* Problem to work on *
Please copy every line with the string "residuales" from the entries below.

Data about app and page elements:
· · ·

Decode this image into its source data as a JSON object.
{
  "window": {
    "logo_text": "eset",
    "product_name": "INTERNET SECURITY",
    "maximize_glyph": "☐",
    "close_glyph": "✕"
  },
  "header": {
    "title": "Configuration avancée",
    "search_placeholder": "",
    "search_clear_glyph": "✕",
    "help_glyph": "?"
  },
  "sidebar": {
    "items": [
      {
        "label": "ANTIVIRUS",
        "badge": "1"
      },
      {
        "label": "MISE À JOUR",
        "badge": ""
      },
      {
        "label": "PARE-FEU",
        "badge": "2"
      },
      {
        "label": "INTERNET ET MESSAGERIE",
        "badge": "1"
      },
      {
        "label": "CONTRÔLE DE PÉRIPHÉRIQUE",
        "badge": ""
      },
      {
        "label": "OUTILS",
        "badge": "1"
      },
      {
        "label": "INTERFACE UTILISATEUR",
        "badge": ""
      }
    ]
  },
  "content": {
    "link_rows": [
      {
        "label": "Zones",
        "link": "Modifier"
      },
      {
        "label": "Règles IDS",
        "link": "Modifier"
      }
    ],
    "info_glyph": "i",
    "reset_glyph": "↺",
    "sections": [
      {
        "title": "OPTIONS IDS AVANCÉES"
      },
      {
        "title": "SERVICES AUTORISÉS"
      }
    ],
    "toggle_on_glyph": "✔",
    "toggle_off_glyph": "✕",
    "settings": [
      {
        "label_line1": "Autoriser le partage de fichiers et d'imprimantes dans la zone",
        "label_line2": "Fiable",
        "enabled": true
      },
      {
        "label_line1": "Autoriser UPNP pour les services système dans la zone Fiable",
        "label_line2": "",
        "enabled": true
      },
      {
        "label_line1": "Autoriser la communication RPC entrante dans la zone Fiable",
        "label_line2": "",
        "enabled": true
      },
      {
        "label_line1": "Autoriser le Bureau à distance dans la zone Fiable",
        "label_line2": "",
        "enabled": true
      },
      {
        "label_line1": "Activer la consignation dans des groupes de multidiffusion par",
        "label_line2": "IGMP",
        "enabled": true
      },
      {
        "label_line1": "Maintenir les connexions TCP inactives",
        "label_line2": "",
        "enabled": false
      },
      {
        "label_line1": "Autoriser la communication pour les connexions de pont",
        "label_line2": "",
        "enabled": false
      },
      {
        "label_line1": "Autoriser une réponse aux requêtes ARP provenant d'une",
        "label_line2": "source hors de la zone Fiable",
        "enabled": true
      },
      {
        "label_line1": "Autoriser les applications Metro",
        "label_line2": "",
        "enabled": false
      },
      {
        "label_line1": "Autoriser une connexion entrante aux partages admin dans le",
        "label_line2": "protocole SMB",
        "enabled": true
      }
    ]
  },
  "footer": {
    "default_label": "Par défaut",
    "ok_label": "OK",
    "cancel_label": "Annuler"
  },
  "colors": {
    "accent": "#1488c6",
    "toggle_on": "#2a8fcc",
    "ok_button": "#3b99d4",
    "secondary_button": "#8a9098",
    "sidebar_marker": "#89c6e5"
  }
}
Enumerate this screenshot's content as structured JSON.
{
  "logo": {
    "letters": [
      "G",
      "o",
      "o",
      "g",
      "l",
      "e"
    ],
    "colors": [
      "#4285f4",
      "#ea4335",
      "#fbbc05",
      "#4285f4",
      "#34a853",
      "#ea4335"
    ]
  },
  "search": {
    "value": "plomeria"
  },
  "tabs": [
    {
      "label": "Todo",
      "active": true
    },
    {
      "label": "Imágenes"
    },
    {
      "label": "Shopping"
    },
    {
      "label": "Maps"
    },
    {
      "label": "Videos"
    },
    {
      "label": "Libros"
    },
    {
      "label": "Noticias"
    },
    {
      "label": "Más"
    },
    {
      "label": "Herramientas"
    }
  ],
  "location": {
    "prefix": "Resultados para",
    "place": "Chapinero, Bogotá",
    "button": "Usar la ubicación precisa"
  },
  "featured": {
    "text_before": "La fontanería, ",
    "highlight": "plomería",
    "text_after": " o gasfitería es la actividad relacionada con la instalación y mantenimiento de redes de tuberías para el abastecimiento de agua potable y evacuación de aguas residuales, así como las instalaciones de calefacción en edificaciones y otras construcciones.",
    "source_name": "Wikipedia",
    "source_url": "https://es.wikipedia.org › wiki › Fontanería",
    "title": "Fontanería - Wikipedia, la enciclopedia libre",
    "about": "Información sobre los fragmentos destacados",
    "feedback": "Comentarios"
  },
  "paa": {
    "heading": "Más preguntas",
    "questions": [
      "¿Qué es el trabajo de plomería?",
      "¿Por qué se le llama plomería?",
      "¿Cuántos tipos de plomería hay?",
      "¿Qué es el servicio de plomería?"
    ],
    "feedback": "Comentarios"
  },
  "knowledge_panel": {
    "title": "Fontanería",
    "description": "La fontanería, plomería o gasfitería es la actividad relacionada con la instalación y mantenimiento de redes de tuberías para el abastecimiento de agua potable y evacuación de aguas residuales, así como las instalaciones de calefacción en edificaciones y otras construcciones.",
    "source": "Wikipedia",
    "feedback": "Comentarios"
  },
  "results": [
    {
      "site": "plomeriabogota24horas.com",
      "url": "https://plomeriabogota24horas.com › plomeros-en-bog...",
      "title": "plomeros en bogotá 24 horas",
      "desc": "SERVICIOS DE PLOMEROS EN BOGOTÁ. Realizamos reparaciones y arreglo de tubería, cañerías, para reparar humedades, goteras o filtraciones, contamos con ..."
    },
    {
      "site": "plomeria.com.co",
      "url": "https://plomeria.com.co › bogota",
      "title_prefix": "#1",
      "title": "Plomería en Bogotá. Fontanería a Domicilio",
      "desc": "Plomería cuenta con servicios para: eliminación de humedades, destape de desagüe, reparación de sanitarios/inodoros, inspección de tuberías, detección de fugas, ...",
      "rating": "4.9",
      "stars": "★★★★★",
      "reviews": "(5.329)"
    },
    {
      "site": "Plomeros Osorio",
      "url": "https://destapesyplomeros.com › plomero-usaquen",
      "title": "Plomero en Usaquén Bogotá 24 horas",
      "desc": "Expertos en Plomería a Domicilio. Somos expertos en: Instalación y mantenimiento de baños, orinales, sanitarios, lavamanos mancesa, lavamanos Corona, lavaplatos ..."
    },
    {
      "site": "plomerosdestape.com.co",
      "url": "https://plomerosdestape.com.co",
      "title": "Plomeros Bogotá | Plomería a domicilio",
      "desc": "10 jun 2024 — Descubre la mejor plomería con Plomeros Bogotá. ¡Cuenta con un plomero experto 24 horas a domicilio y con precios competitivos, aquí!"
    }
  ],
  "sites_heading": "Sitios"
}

· · ·

* Answer space *
    "text_after": " o gasfitería es la actividad relacionada con la instalación y mantenimiento de redes de tuberías para el abastecimiento de agua potable y evacuación de aguas residuales, así como las instalaciones de calefacción en edificaciones y otras construcciones.",
    "description": "La fontanería, plomería o gasfitería es la actividad relacionada con la instalación y mantenimiento de redes de tuberías para el abastecimiento de agua potable y evacuación de aguas residuales, así como las instalaciones de calefacción en edificaciones y otras construcciones.",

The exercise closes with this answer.